* **Given exercise**:
Extract the records in full, leaving every picture out.

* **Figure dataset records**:
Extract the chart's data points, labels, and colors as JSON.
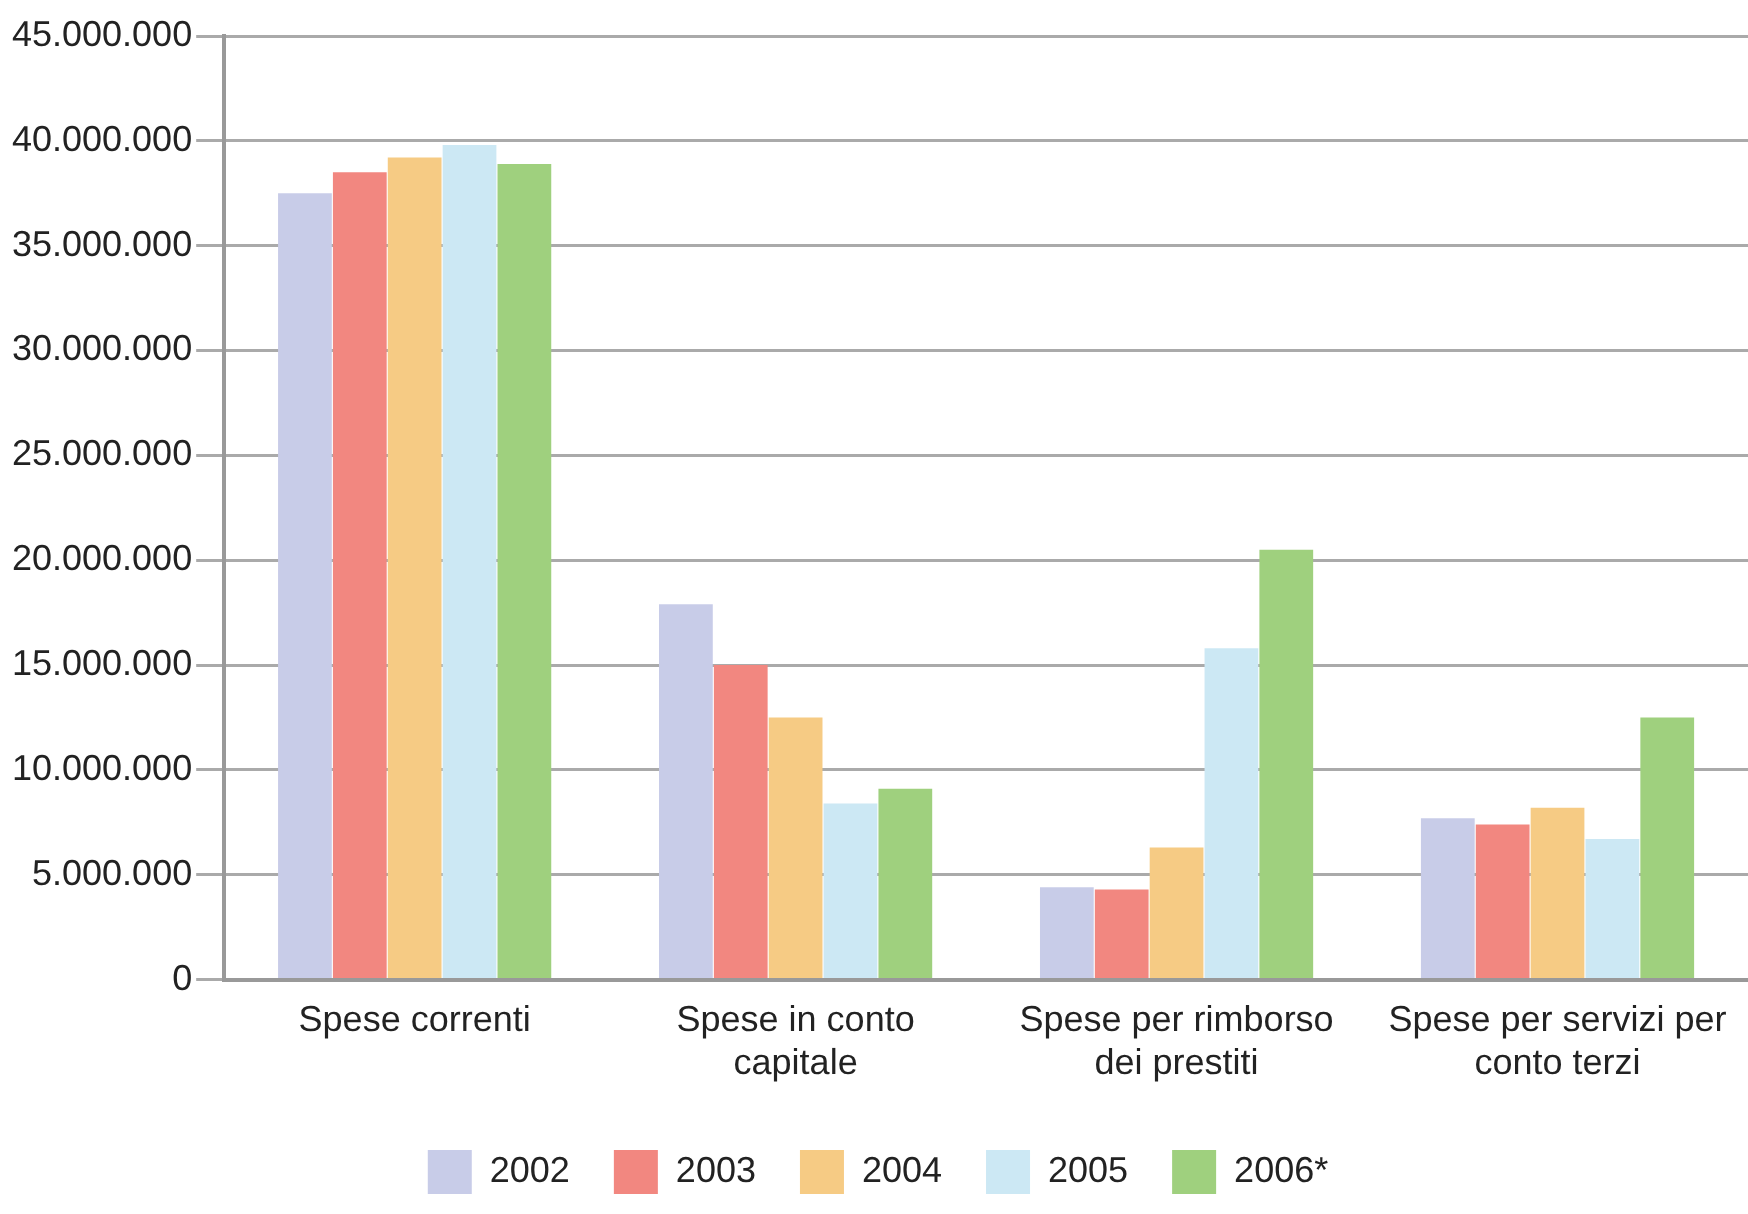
{
  "chart_data": {
    "type": "bar",
    "categories": [
      "Spese correnti",
      "Spese in conto capitale",
      "Spese per rimborso dei prestiti",
      "Spese per servizi per conto terzi"
    ],
    "series": [
      {
        "name": "2002",
        "color": "#c8cce8",
        "values": [
          37500000,
          17900000,
          4400000,
          7700000
        ]
      },
      {
        "name": "2003",
        "color": "#f28780",
        "values": [
          38500000,
          15000000,
          4300000,
          7400000
        ]
      },
      {
        "name": "2004",
        "color": "#f6cb84",
        "values": [
          39200000,
          12500000,
          6300000,
          8200000
        ]
      },
      {
        "name": "2005",
        "color": "#cce8f4",
        "values": [
          39800000,
          8400000,
          15800000,
          6700000
        ]
      },
      {
        "name": "2006*",
        "color": "#9fd07e",
        "values": [
          38900000,
          9100000,
          20500000,
          12500000
        ]
      }
    ],
    "ylim": [
      0,
      45000000
    ],
    "yticks": [
      {
        "value": 0,
        "label": "0"
      },
      {
        "value": 5000000,
        "label": "5.000.000"
      },
      {
        "value": 10000000,
        "label": "10.000.000"
      },
      {
        "value": 15000000,
        "label": "15.000.000"
      },
      {
        "value": 20000000,
        "label": "20.000.000"
      },
      {
        "value": 25000000,
        "label": "25.000.000"
      },
      {
        "value": 30000000,
        "label": "30.000.000"
      },
      {
        "value": 35000000,
        "label": "35.000.000"
      },
      {
        "value": 40000000,
        "label": "40.000.000"
      },
      {
        "value": 45000000,
        "label": "45.000.000"
      }
    ],
    "grid": "y",
    "legend": "bottom"
  }
}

* **Answer for this exercise**:
Extract the chart's data points, labels, and colors as JSON.
{
  "chart_data": {
    "type": "bar",
    "categories": [
      "Spese correnti",
      "Spese in conto capitale",
      "Spese per rimborso dei prestiti",
      "Spese per servizi per conto terzi"
    ],
    "series": [
      {
        "name": "2002",
        "color": "#c8cce8",
        "values": [
          37500000,
          17900000,
          4400000,
          7700000
        ]
      },
      {
        "name": "2003",
        "color": "#f28780",
        "values": [
          38500000,
          15000000,
          4300000,
          7400000
        ]
      },
      {
        "name": "2004",
        "color": "#f6cb84",
        "values": [
          39200000,
          12500000,
          6300000,
          8200000
        ]
      },
      {
        "name": "2005",
        "color": "#cce8f4",
        "values": [
          39800000,
          8400000,
          15800000,
          6700000
        ]
      },
      {
        "name": "2006*",
        "color": "#9fd07e",
        "values": [
          38900000,
          9100000,
          20500000,
          12500000
        ]
      }
    ],
    "ylim": [
      0,
      45000000
    ],
    "yticks": [
      {
        "value": 0,
        "label": "0"
      },
      {
        "value": 5000000,
        "label": "5.000.000"
      },
      {
        "value": 10000000,
        "label": "10.000.000"
      },
      {
        "value": 15000000,
        "label": "15.000.000"
      },
      {
        "value": 20000000,
        "label": "20.000.000"
      },
      {
        "value": 25000000,
        "label": "25.000.000"
      },
      {
        "value": 30000000,
        "label": "30.000.000"
      },
      {
        "value": 35000000,
        "label": "35.000.000"
      },
      {
        "value": 40000000,
        "label": "40.000.000"
      },
      {
        "value": 45000000,
        "label": "45.000.000"
      }
    ],
    "grid": "y",
    "legend": "bottom"
  }
}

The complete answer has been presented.